• Requirement
Every entry below should be transcribed exactly; pictures stay out of the copy.

• Information shown
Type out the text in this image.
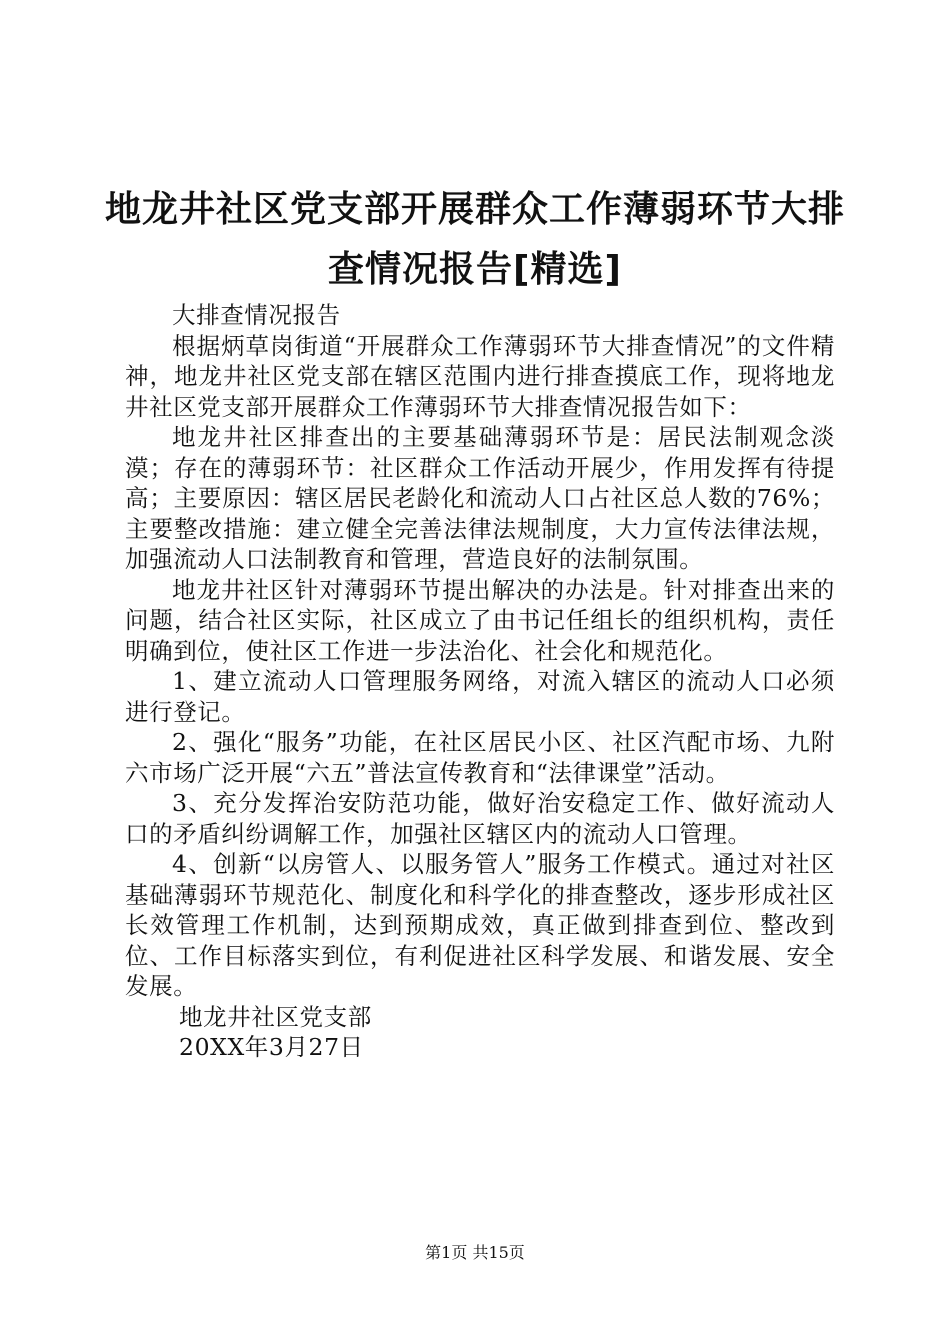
地龙井社区党支部开展群众工作薄弱环节大排
查情况报告[精选]

大排查情况报告

根据炳草岗街道“开展群众工作薄弱环节大排查情况”的文件精神，地龙井社区党支部在辖区范围内进行排查摸底工作，现将地龙井社区党支部开展群众工作薄弱环节大排查情况报告如下：

地龙井社区排查出的主要基础薄弱环节是：居民法制观念淡漠；存在的薄弱环节：社区群众工作活动开展少，作用发挥有待提高；主要原因：辖区居民老龄化和流动人口占社区总人数的76%；主要整改措施：建立健全完善法律法规制度，大力宣传法律法规，加强流动人口法制教育和管理，营造良好的法制氛围。

地龙井社区针对薄弱环节提出解决的办法是。针对排查出来的问题，结合社区实际，社区成立了由书记任组长的组织机构，责任明确到位，使社区工作进一步法治化、社会化和规范化。

1、建立流动人口管理服务网络，对流入辖区的流动人口必须进行登记。

2、强化“服务”功能，在社区居民小区、社区汽配市场、九附六市场广泛开展“六五”普法宣传教育和“法律课堂”活动。

3、充分发挥治安防范功能，做好治安稳定工作、做好流动人口的矛盾纠纷调解工作，加强社区辖区内的流动人口管理。

4、创新“以房管人、以服务管人”服务工作模式。通过对社区基础薄弱环节规范化、制度化和科学化的排查整改，逐步形成社区长效管理工作机制，达到预期成效，真正做到排查到位、整改到位、工作目标落实到位，有利促进社区科学发展、和谐发展、安全发展。

地龙井社区党支部

20XX年3月27日

第1页 共15页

• Written response
Type out the text in this image.
地龙井社区党支部开展群众工作薄弱环节大排
查情况报告[精选]

大排查情况报告

根据炳草岗街道“开展群众工作薄弱环节大排查情况”的文件精神，地龙井社区党支部在辖区范围内进行排查摸底工作，现将地龙井社区党支部开展群众工作薄弱环节大排查情况报告如下：

地龙井社区排查出的主要基础薄弱环节是：居民法制观念淡漠；存在的薄弱环节：社区群众工作活动开展少，作用发挥有待提高；主要原因：辖区居民老龄化和流动人口占社区总人数的76%；主要整改措施：建立健全完善法律法规制度，大力宣传法律法规，加强流动人口法制教育和管理，营造良好的法制氛围。

地龙井社区针对薄弱环节提出解决的办法是。针对排查出来的问题，结合社区实际，社区成立了由书记任组长的组织机构，责任明确到位，使社区工作进一步法治化、社会化和规范化。

1、建立流动人口管理服务网络，对流入辖区的流动人口必须进行登记。

2、强化“服务”功能，在社区居民小区、社区汽配市场、九附六市场广泛开展“六五”普法宣传教育和“法律课堂”活动。

3、充分发挥治安防范功能，做好治安稳定工作、做好流动人口的矛盾纠纷调解工作，加强社区辖区内的流动人口管理。

4、创新“以房管人、以服务管人”服务工作模式。通过对社区基础薄弱环节规范化、制度化和科学化的排查整改，逐步形成社区长效管理工作机制，达到预期成效，真正做到排查到位、整改到位、工作目标落实到位，有利促进社区科学发展、和谐发展、安全发展。

地龙井社区党支部

20XX年3月27日

第1页 共15页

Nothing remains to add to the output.